(Entries from a visual dataset)
- - - - - - -

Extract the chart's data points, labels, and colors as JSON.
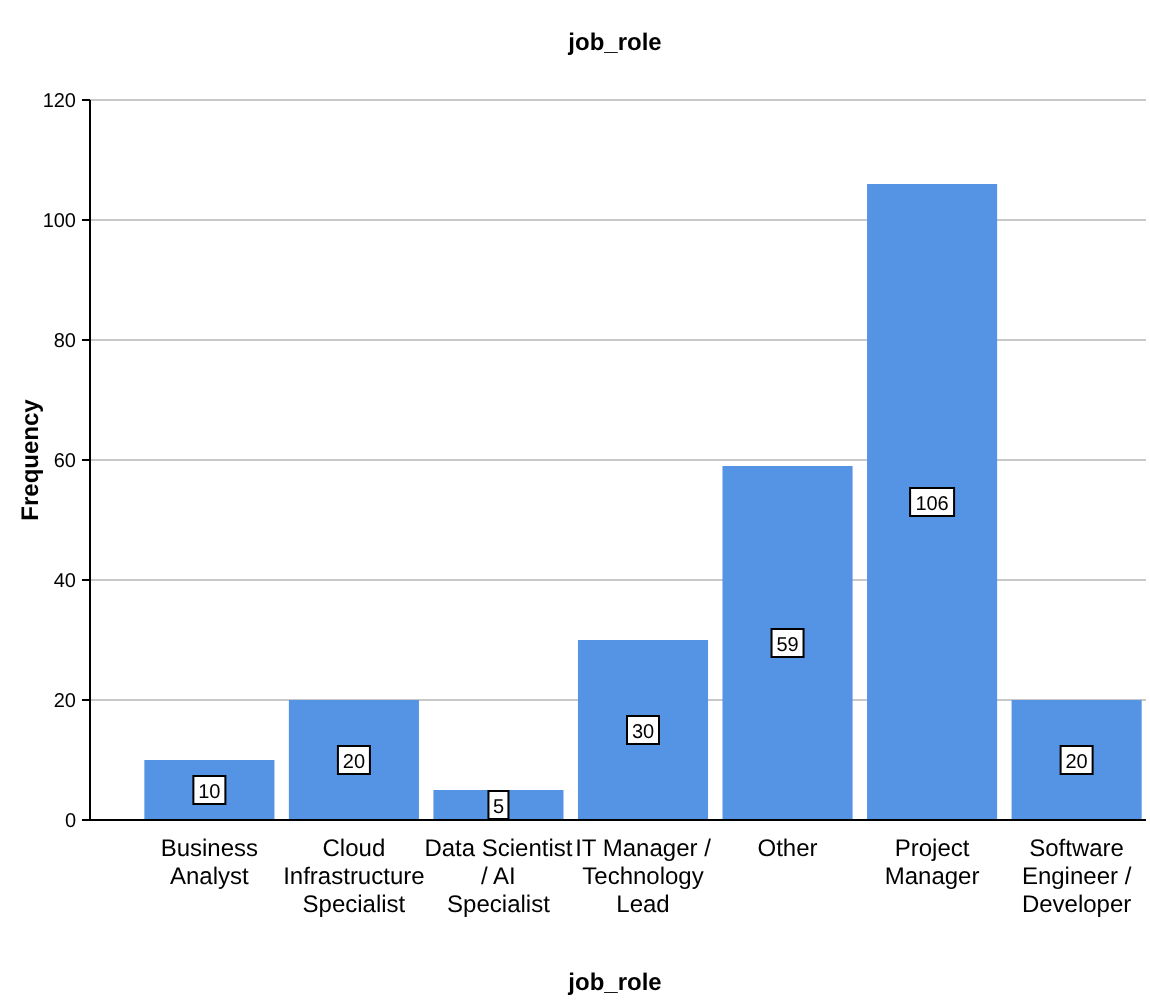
{
  "chart_data": {
    "type": "bar",
    "title": "job_role",
    "xlabel": "job_role",
    "ylabel": "Frequency",
    "categories": [
      "Business Analyst",
      "Cloud Infrastructure Specialist",
      "Data Scientist / AI Specialist",
      "IT Manager / Technology Lead",
      "Other",
      "Project Manager",
      "Software Engineer / Developer"
    ],
    "values": [
      10,
      20,
      5,
      30,
      59,
      106,
      20
    ],
    "color": "#5594e5",
    "ylim": [
      0,
      120
    ],
    "yticks": [
      0,
      20,
      40,
      60,
      80,
      100,
      120
    ],
    "grid": "y",
    "data_labels": true
  }
}
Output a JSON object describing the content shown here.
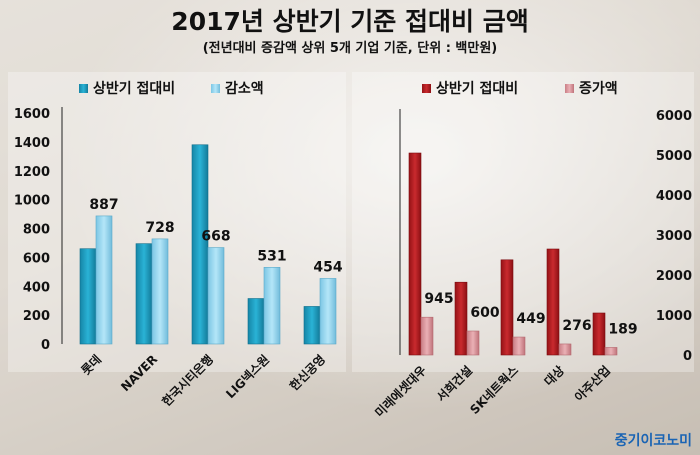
{
  "header": {
    "title": "2017년 상반기 기준 접대비 금액",
    "subtitle": "(전년대비 증감액 상위 5개 기업 기준, 단위 : 백만원)"
  },
  "brand": "중기이코노미",
  "colors": {
    "blue_dark": "#1a9cc0",
    "blue_light": "#8fd3ee",
    "red_dark": "#b0181c",
    "red_light": "#d98c92"
  },
  "chart_data": [
    {
      "type": "bar",
      "categories": [
        "롯데",
        "NAVER",
        "한국시티은행",
        "LIG넥스원",
        "한신공영"
      ],
      "series": [
        {
          "name": "상반기 접대비",
          "values": [
            660,
            695,
            1380,
            315,
            260
          ]
        },
        {
          "name": "감소액",
          "values": [
            887,
            728,
            668,
            531,
            454
          ]
        }
      ],
      "data_labels": [
        "887",
        "728",
        "668",
        "531",
        "454"
      ],
      "ylim": [
        0,
        1600
      ],
      "yticks": [
        "0",
        "200",
        "400",
        "600",
        "800",
        "1000",
        "1200",
        "1400",
        "1600"
      ],
      "legend": "top-left",
      "grid": false
    },
    {
      "type": "bar",
      "categories": [
        "미래에셋대우",
        "서희건설",
        "SK네트웍스",
        "대상",
        "아주산업"
      ],
      "series": [
        {
          "name": "상반기 접대비",
          "values": [
            5050,
            1820,
            2380,
            2650,
            1050
          ]
        },
        {
          "name": "증가액",
          "values": [
            945,
            600,
            449,
            276,
            189
          ]
        }
      ],
      "data_labels": [
        "945",
        "600",
        "449",
        "276",
        "189"
      ],
      "ylim": [
        0,
        6000
      ],
      "yticks": [
        "0",
        "1000",
        "2000",
        "3000",
        "4000",
        "5000",
        "6000"
      ],
      "legend": "top-left",
      "grid": false
    }
  ]
}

- - - - - - -

◆ Goal of the exercise ◆
Check all the records above and select each line where the string "colors" is found.

◆ Solution ◆
Extract the chart's data points, labels, and colors as JSON.
  "colors": {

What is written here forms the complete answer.